Task —
Of the lines in the entries below, state how many hold the word "Report". Say nothing else.
==============================
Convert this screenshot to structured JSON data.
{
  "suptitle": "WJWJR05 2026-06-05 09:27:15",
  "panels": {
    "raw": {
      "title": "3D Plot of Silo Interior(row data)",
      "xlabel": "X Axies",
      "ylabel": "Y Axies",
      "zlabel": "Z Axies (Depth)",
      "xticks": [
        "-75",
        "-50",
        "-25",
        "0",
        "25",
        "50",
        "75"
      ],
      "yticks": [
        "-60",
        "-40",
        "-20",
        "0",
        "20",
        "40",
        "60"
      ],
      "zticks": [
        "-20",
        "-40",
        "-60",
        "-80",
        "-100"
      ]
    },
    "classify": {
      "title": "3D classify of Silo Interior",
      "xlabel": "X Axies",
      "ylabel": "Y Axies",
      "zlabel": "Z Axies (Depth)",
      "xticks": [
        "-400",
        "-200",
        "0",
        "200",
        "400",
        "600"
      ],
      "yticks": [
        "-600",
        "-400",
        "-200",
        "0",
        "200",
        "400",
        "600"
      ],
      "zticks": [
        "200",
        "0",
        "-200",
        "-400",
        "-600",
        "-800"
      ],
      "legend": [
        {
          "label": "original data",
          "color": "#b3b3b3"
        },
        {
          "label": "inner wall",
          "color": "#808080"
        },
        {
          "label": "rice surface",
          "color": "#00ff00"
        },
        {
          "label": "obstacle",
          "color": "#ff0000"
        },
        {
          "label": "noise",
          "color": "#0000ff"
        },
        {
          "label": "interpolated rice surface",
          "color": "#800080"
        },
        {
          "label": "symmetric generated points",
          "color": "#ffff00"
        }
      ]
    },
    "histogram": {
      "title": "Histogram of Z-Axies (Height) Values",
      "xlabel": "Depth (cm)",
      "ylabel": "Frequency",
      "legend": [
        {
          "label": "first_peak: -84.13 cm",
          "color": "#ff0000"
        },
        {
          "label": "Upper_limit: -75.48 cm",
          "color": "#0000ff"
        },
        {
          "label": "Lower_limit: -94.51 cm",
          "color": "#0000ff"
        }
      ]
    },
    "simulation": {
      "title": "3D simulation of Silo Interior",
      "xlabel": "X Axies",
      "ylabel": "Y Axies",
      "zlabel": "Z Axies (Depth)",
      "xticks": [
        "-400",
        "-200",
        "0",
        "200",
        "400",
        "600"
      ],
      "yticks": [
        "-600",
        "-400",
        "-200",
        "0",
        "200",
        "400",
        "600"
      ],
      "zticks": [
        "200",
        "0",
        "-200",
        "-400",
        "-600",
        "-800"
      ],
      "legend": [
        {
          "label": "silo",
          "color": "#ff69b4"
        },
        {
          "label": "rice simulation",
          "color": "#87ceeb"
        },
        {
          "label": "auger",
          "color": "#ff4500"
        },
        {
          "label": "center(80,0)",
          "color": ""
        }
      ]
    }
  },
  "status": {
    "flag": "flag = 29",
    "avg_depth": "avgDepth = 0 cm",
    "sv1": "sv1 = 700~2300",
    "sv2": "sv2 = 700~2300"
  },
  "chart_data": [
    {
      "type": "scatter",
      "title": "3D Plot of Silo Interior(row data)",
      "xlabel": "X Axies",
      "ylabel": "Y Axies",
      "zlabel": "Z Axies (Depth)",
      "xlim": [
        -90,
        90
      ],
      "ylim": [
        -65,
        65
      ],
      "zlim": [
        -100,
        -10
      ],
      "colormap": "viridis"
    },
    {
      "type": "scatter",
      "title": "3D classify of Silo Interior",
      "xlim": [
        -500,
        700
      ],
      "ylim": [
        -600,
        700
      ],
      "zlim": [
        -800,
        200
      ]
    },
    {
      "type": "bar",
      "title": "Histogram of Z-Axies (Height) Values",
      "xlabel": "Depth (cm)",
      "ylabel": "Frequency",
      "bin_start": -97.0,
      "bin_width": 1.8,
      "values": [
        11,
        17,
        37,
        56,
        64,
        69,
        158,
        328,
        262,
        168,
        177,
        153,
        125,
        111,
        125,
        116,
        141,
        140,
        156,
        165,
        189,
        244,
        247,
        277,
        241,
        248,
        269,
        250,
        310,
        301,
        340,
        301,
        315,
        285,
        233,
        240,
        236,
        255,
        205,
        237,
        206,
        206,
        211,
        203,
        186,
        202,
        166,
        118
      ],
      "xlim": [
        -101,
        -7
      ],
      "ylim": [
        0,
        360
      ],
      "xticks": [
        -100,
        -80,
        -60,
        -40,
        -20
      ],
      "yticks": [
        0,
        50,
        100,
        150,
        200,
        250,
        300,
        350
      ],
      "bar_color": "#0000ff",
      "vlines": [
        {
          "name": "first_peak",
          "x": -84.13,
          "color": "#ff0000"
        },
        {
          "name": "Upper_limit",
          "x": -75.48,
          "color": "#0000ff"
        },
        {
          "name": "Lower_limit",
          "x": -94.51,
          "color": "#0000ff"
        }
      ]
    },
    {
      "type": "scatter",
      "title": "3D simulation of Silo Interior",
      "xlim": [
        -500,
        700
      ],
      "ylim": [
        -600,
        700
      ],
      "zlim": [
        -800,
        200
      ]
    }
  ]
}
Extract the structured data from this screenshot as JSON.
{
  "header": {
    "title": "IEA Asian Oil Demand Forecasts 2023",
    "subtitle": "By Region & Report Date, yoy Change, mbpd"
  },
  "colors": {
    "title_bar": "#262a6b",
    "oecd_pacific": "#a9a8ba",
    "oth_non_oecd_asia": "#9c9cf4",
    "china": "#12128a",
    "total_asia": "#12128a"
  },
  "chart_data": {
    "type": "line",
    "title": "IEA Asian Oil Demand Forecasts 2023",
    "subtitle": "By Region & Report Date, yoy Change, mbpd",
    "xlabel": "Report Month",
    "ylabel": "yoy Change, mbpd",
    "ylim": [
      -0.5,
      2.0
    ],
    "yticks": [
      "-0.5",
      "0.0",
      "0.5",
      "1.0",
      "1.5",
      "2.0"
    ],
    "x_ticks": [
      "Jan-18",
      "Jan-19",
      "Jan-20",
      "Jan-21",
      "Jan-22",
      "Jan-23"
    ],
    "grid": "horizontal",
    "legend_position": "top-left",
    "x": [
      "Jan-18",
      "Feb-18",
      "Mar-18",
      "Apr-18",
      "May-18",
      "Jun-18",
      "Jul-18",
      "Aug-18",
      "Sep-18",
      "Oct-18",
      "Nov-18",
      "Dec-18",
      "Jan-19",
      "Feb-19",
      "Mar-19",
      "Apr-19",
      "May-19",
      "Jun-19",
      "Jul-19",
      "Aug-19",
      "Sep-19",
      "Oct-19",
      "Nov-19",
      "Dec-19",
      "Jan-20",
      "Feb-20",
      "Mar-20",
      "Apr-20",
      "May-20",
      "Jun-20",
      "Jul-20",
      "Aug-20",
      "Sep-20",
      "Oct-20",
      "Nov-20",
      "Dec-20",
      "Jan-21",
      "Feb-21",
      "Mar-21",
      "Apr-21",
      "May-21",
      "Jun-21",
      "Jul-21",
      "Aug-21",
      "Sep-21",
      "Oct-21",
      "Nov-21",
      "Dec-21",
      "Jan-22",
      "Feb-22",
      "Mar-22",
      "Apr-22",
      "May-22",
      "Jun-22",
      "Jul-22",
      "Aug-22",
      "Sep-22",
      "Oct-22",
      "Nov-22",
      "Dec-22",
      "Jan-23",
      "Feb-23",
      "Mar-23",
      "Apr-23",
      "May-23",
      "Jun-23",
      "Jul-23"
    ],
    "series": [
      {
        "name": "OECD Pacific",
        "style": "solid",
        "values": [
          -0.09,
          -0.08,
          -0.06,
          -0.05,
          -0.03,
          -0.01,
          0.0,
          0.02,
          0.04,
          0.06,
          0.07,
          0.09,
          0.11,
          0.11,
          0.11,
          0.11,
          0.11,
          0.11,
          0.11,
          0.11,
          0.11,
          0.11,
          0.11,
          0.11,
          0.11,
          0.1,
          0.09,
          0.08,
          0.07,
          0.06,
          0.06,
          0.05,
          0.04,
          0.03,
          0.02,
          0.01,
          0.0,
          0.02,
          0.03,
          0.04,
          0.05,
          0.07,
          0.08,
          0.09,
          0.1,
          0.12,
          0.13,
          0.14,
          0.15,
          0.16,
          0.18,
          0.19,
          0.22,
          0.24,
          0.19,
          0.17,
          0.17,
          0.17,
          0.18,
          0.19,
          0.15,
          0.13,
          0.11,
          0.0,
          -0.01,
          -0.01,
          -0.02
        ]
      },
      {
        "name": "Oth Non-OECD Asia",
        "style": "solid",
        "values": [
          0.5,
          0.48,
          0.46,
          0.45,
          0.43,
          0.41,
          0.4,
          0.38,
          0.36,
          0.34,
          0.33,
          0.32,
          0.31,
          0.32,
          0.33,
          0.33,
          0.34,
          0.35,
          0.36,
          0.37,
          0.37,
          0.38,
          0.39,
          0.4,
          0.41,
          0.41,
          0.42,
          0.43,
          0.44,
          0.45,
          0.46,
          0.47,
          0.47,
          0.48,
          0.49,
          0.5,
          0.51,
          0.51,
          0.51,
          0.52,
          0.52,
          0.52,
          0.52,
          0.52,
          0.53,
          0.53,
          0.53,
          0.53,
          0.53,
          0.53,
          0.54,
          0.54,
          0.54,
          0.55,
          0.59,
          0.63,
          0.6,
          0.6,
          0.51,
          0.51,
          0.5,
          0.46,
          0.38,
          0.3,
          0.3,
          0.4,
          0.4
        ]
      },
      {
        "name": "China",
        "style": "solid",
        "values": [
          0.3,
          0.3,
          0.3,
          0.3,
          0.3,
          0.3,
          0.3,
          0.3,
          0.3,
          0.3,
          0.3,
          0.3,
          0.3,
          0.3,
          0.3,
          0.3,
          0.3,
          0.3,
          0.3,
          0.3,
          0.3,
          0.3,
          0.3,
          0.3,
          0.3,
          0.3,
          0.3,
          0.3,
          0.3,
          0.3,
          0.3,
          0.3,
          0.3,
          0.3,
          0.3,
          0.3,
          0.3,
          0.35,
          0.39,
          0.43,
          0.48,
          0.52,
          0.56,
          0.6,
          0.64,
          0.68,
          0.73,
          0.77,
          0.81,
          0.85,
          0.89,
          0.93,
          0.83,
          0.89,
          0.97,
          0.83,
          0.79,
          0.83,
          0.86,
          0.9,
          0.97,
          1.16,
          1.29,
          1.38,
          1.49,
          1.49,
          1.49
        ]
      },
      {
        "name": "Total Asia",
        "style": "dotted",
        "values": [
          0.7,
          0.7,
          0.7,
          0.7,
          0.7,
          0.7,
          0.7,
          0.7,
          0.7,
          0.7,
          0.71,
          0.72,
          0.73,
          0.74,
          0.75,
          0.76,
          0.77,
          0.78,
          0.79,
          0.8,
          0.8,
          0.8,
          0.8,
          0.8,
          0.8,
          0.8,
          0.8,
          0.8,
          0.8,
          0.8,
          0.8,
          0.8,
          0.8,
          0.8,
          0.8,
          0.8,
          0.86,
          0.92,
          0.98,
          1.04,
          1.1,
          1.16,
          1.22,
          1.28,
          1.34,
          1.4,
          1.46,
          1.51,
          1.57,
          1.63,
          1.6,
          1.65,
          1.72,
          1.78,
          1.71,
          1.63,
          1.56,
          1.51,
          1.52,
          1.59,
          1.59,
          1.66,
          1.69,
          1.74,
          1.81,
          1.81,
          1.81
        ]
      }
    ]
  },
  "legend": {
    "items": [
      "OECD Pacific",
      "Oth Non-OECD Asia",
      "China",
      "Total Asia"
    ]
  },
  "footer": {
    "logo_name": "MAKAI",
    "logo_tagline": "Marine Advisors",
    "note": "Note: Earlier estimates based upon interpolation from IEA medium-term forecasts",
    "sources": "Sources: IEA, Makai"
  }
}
==============================
Task solution —
3